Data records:
════════════════

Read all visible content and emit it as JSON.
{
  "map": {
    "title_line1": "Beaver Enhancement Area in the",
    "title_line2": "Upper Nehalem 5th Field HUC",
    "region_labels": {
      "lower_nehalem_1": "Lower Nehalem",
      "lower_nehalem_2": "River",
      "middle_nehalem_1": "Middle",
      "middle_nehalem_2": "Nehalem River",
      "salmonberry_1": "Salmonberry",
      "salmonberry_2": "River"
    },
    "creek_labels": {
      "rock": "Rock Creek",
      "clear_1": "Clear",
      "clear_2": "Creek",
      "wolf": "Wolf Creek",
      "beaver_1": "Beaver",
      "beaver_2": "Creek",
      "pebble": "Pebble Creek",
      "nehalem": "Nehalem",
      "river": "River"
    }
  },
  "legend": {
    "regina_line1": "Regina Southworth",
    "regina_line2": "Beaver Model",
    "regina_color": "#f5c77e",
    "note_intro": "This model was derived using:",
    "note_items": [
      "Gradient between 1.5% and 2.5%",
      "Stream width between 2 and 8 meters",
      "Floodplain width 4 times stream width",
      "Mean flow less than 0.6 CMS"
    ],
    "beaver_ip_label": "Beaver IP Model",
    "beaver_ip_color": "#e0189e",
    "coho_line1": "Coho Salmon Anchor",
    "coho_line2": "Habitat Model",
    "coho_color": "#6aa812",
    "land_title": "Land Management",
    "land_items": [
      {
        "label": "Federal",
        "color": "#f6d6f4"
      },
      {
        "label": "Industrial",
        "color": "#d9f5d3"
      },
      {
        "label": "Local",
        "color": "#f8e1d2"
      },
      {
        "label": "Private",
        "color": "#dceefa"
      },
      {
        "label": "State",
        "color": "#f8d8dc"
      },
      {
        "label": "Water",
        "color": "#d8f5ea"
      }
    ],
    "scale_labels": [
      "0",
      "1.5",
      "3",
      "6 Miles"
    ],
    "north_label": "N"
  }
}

════════════════

__WHAT IS NEEDED__
Look through the lines above and collect those with the word "River".

__COMPLETE ANSWER__
      "lower_nehalem_2": "River",
      "middle_nehalem_2": "Nehalem River",
      "salmonberry_2": "River"
      "river": "River"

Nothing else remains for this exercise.